=== Aim of the task ===
Every record here needs to be written out again exactly.

──────

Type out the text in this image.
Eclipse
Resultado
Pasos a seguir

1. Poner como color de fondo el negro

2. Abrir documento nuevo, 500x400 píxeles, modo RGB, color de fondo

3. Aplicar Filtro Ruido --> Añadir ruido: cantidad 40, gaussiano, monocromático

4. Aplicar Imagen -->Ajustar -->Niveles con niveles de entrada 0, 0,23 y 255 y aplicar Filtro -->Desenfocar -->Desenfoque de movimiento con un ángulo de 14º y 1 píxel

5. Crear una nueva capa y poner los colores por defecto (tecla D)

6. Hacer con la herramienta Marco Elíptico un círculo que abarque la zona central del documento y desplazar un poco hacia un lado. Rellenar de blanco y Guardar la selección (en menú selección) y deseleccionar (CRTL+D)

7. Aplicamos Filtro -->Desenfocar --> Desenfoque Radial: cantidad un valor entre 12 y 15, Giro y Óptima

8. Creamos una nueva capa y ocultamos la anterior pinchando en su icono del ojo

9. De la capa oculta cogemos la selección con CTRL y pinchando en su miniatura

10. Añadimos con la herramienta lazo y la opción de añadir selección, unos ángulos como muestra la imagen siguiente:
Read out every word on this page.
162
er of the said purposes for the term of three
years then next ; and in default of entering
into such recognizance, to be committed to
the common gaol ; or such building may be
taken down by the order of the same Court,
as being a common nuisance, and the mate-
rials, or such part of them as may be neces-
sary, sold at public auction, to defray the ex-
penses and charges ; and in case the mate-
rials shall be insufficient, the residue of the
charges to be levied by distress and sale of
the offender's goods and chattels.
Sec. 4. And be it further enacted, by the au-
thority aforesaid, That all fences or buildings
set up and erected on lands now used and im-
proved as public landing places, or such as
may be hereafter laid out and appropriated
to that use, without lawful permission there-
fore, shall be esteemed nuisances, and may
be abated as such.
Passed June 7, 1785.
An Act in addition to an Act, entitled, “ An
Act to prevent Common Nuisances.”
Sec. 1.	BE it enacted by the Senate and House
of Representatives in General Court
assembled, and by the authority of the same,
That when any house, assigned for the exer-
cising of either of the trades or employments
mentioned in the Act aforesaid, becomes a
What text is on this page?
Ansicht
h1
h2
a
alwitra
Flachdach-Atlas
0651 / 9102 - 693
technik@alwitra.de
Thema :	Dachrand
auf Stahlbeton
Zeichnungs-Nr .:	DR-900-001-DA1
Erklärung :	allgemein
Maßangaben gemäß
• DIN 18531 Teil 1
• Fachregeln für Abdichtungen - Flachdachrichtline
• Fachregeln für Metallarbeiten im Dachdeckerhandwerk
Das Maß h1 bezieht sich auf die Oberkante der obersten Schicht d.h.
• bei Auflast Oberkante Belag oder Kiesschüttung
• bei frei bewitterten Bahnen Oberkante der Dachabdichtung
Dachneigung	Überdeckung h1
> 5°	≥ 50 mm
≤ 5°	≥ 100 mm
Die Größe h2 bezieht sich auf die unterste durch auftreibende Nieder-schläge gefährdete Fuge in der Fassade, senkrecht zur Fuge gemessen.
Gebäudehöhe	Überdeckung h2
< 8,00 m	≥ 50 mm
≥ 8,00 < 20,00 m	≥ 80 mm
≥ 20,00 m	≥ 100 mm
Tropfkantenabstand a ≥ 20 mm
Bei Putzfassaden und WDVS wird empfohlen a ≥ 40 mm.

──────

=== Result of the exercise ===
Type out the text in this image.
Eclipse
Resultado
Pasos a seguir

1. Poner como color de fondo el negro

2. Abrir documento nuevo, 500x400 píxeles, modo RGB, color de fondo

3. Aplicar Filtro Ruido --> Añadir ruido: cantidad 40, gaussiano, monocromático

4. Aplicar Imagen -->Ajustar -->Niveles con niveles de entrada 0, 0,23 y 255 y aplicar Filtro -->Desenfocar -->Desenfoque de movimiento con un ángulo de 14º y 1 píxel

5. Crear una nueva capa y poner los colores por defecto (tecla D)

6. Hacer con la herramienta Marco Elíptico un círculo que abarque la zona central del documento y desplazar un poco hacia un lado. Rellenar de blanco y Guardar la selección (en menú selección) y deseleccionar (CRTL+D)

7. Aplicamos Filtro -->Desenfocar --> Desenfoque Radial: cantidad un valor entre 12 y 15, Giro y Óptima

8. Creamos una nueva capa y ocultamos la anterior pinchando en su icono del ojo

9. De la capa oculta cogemos la selección con CTRL y pinchando en su miniatura

10. Añadimos con la herramienta lazo y la opción de añadir selección, unos ángulos como muestra la imagen siguiente:
Read out every word on this page.
162
er of the said purposes for the term of three
years then next ; and in default of entering
into such recognizance, to be committed to
the common gaol ; or such building may be
taken down by the order of the same Court,
as being a common nuisance, and the mate-
rials, or such part of them as may be neces-
sary, sold at public auction, to defray the ex-
penses and charges ; and in case the mate-
rials shall be insufficient, the residue of the
charges to be levied by distress and sale of
the offender's goods and chattels.
Sec. 4. And be it further enacted, by the au-
thority aforesaid, That all fences or buildings
set up and erected on lands now used and im-
proved as public landing places, or such as
may be hereafter laid out and appropriated
to that use, without lawful permission there-
fore, shall be esteemed nuisances, and may
be abated as such.
Passed June 7, 1785.
An Act in addition to an Act, entitled, “ An
Act to prevent Common Nuisances.”
Sec. 1.	BE it enacted by the Senate and House
of Representatives in General Court
assembled, and by the authority of the same,
That when any house, assigned for the exer-
cising of either of the trades or employments
mentioned in the Act aforesaid, becomes a
What text is on this page?
Ansicht
h1
h2
a
alwitra
Flachdach-Atlas
0651 / 9102 - 693
technik@alwitra.de
Thema :	Dachrand
auf Stahlbeton
Zeichnungs-Nr .:	DR-900-001-DA1
Erklärung :	allgemein
Maßangaben gemäß
• DIN 18531 Teil 1
• Fachregeln für Abdichtungen - Flachdachrichtline
• Fachregeln für Metallarbeiten im Dachdeckerhandwerk
Das Maß h1 bezieht sich auf die Oberkante der obersten Schicht d.h.
• bei Auflast Oberkante Belag oder Kiesschüttung
• bei frei bewitterten Bahnen Oberkante der Dachabdichtung
Dachneigung	Überdeckung h1
> 5°	≥ 50 mm
≤ 5°	≥ 100 mm
Die Größe h2 bezieht sich auf die unterste durch auftreibende Nieder-schläge gefährdete Fuge in der Fassade, senkrecht zur Fuge gemessen.
Gebäudehöhe	Überdeckung h2
< 8,00 m	≥ 50 mm
≥ 8,00 < 20,00 m	≥ 80 mm
≥ 20,00 m	≥ 100 mm
Tropfkantenabstand a ≥ 20 mm
Bei Putzfassaden und WDVS wird empfohlen a ≥ 40 mm.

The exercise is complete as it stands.